Task :: Check each line of the records below and collect those holding "color".

(Figure data in JSON)
<<<<

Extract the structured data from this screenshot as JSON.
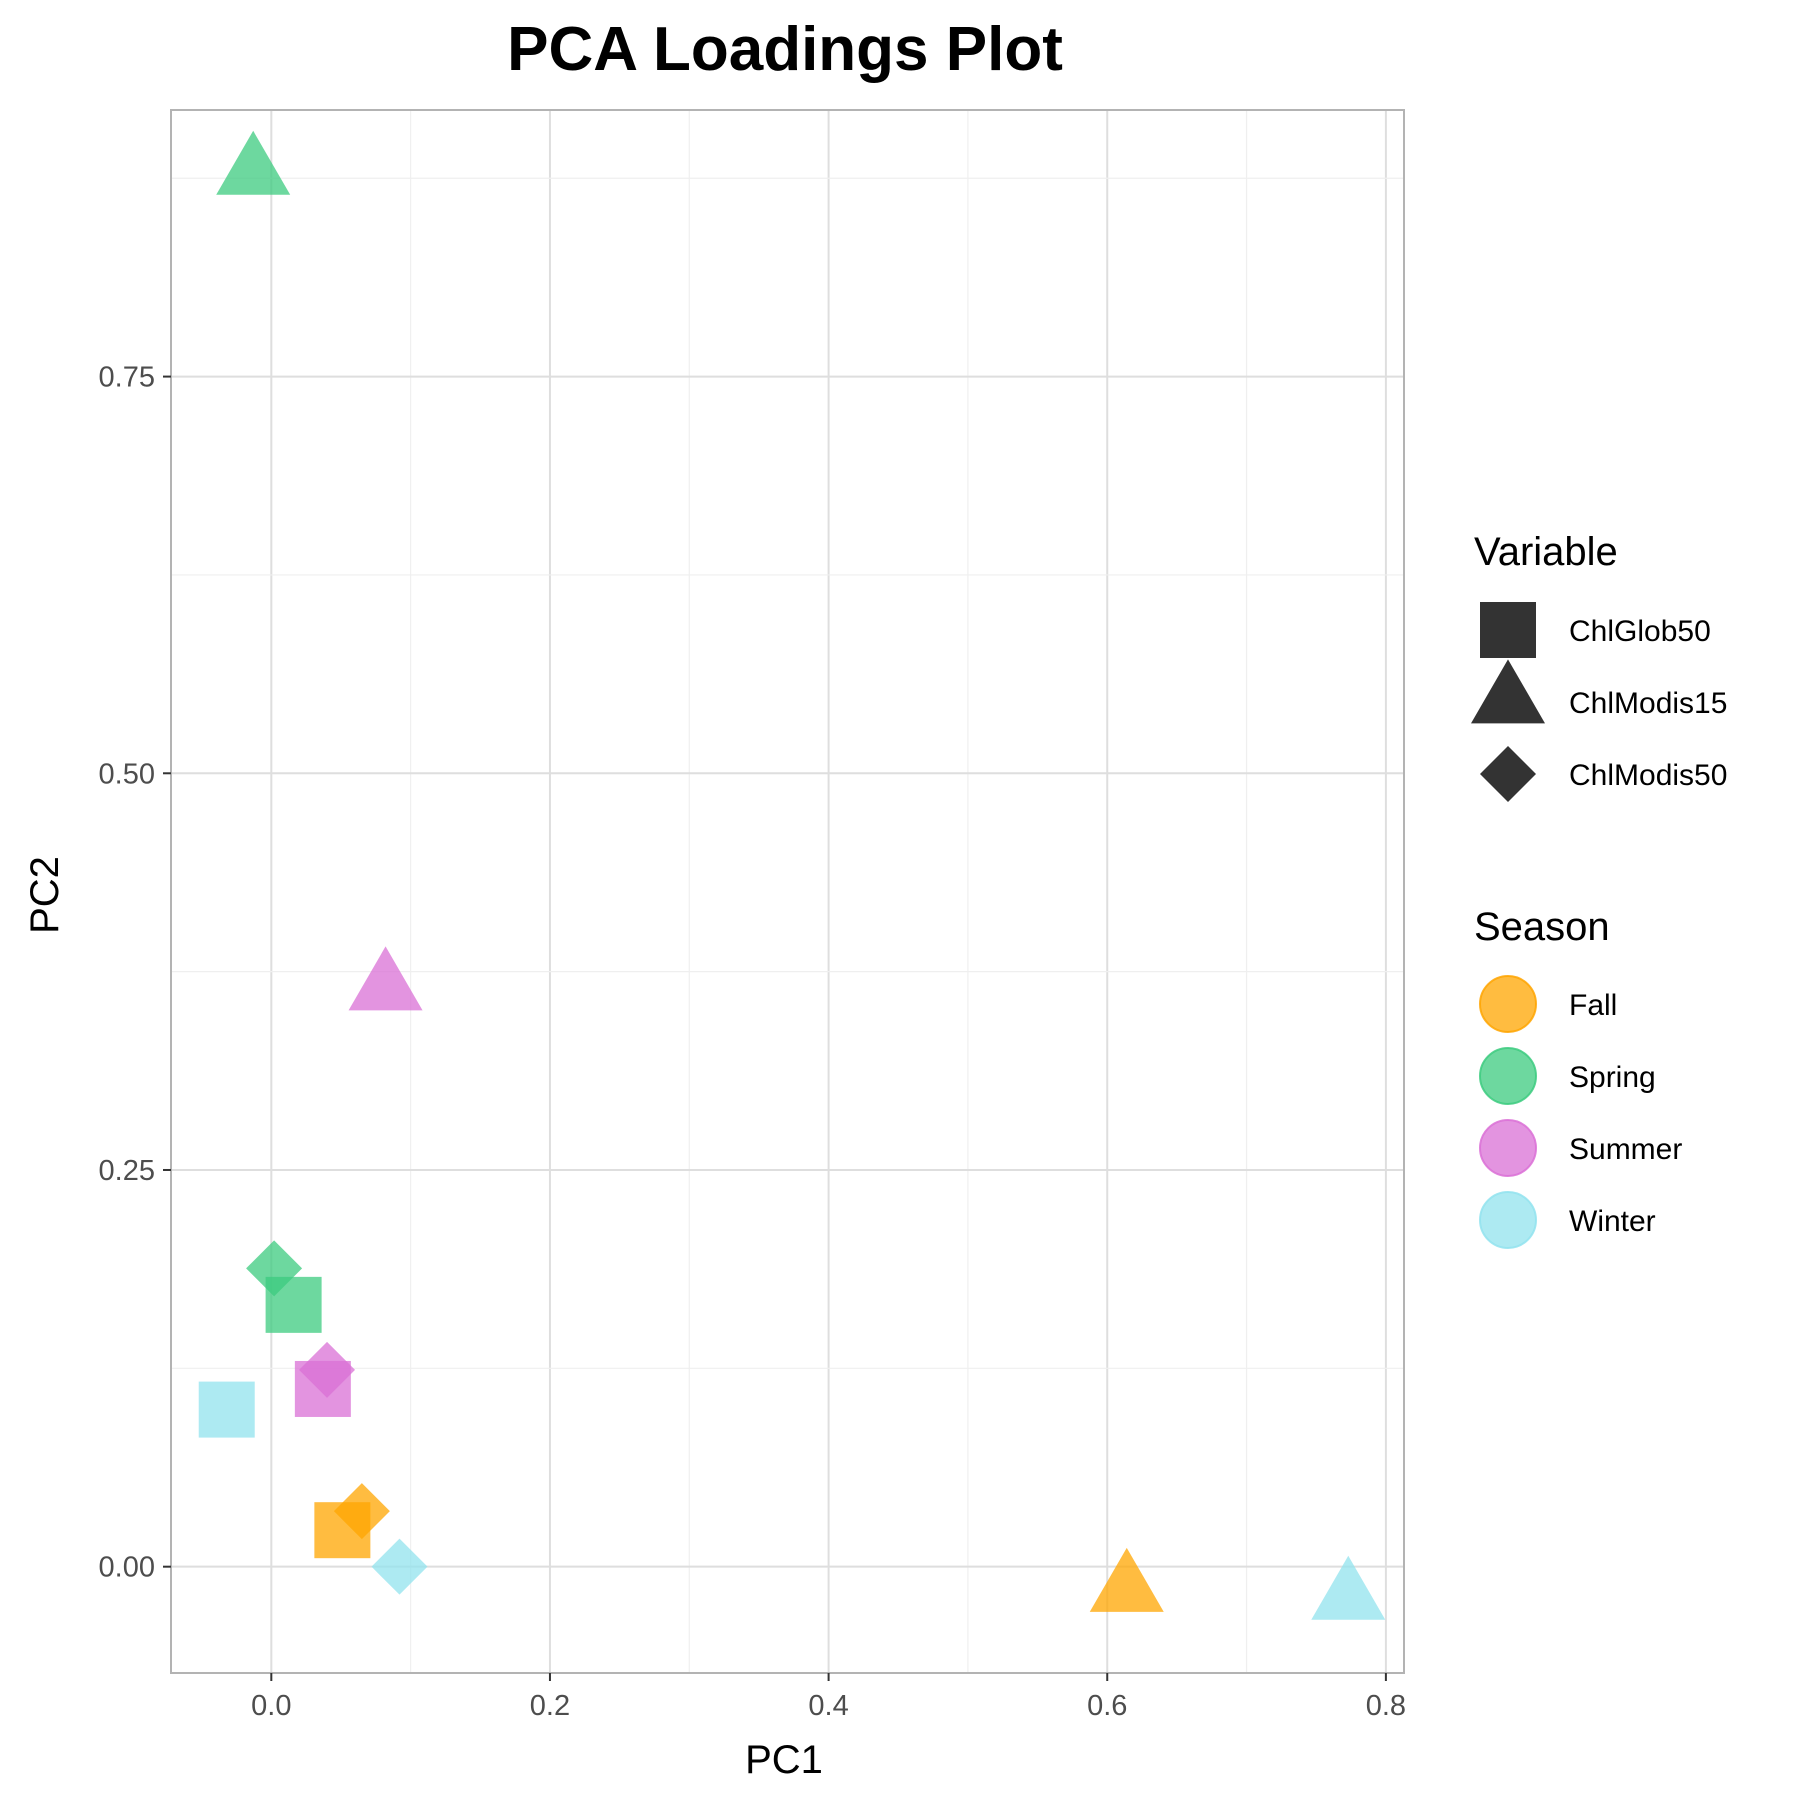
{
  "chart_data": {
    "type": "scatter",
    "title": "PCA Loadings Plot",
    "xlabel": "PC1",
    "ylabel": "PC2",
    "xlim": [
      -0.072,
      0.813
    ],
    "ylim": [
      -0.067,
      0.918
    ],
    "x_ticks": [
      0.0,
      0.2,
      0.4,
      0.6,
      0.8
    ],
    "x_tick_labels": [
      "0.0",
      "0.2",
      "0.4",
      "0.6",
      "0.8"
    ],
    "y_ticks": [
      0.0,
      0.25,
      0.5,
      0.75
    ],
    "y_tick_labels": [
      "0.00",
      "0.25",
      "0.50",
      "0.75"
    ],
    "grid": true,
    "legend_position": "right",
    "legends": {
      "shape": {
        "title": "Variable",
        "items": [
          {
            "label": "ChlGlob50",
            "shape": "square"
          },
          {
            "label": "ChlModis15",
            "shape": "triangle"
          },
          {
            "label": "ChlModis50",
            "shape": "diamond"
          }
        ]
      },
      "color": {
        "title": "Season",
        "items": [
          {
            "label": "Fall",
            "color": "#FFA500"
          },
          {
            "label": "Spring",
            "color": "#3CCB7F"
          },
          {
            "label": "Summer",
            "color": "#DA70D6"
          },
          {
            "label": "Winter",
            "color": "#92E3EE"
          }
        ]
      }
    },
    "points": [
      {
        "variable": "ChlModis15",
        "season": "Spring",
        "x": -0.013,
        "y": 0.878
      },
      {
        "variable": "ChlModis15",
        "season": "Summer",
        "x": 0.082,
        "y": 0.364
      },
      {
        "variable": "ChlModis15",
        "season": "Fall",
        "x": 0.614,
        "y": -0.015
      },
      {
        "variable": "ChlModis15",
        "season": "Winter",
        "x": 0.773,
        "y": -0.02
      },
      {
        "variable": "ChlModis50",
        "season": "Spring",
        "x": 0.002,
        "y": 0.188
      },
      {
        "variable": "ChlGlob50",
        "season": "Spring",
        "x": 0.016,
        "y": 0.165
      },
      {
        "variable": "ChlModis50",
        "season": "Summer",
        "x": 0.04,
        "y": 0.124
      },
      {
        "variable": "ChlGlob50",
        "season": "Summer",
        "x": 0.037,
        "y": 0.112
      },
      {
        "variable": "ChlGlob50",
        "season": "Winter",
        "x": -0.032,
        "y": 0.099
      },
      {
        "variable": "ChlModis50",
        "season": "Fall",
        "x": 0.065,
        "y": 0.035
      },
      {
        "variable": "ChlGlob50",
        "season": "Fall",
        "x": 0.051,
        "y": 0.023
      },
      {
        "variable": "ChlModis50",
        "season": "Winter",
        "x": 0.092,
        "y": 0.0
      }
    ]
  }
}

>>>>

Answer to the problem ::
      "color": {
            "color": "#FFA500"
            "color": "#3CCB7F"
            "color": "#DA70D6"
            "color": "#92E3EE"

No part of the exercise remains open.